» **EXERCISE REQUIREMENTS**
State the number of lines where "Zagreb" appears. Add nothing else.

» **EXTRACTED MATERIAL**
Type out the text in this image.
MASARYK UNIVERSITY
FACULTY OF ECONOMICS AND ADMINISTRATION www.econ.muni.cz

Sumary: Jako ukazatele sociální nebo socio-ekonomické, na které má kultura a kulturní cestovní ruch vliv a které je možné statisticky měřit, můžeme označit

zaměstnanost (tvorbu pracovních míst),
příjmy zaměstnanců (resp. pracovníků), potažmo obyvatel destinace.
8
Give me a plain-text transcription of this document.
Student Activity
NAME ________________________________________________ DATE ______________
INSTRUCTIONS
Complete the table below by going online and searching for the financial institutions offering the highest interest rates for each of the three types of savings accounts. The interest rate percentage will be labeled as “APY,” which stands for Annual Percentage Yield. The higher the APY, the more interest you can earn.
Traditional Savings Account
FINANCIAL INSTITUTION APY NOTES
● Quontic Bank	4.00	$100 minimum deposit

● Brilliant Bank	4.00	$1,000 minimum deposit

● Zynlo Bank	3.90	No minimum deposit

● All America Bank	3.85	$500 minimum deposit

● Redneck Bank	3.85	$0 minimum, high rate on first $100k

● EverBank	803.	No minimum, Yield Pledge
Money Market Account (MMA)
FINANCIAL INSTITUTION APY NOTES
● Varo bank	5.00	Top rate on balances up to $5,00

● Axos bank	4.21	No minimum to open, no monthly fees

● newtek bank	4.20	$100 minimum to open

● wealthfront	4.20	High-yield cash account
...
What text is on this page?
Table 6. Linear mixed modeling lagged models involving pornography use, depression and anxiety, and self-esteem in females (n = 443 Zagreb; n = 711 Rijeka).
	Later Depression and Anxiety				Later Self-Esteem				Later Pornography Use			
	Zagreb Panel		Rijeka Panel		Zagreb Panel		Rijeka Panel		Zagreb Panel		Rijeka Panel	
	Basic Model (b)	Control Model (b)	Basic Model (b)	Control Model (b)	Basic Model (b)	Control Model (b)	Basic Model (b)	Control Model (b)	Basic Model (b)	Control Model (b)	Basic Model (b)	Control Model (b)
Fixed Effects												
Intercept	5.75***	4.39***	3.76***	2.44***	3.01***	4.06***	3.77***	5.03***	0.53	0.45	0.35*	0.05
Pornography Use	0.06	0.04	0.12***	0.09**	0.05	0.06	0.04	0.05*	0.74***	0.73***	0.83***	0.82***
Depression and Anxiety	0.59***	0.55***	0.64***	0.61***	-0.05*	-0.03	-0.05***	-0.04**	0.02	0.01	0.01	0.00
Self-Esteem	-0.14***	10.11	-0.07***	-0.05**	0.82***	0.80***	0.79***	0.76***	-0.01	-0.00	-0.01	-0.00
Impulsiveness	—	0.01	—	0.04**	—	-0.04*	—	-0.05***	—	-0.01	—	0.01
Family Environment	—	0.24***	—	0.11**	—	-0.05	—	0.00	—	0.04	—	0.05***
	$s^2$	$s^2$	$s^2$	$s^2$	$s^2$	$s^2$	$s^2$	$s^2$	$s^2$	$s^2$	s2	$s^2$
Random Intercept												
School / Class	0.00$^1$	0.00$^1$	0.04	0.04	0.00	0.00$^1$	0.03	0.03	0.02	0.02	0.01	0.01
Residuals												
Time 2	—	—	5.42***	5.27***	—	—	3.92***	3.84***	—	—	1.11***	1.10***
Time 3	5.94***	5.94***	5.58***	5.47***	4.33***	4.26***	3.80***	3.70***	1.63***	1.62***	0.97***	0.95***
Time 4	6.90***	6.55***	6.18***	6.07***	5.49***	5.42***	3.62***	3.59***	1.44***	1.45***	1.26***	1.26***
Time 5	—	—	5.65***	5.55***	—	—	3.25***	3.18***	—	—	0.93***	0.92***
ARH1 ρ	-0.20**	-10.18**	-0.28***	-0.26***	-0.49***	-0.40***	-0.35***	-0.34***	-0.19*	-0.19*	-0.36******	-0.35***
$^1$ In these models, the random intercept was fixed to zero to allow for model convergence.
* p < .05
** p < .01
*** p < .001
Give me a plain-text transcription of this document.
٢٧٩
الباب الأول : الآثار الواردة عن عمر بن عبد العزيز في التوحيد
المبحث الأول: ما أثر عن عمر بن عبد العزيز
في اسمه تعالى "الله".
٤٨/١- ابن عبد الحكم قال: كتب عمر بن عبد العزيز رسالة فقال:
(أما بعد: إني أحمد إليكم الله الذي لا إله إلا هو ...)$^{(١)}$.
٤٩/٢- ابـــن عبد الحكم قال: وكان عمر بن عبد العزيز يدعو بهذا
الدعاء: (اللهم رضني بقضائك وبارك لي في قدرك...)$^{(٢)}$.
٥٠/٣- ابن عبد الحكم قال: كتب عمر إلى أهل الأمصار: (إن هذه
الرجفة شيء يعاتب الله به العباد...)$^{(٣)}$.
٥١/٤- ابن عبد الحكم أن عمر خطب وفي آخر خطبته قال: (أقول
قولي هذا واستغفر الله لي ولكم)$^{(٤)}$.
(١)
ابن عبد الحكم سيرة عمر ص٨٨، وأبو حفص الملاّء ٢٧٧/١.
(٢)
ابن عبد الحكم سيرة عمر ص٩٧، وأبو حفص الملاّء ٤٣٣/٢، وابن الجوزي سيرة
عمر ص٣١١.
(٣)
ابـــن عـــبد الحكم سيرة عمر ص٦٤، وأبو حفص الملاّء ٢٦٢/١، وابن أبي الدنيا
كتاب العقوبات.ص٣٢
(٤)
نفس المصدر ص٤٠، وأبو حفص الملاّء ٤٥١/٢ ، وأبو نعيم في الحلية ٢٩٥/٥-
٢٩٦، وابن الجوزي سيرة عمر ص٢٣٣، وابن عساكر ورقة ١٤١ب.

» **TASK OUTPUT**
2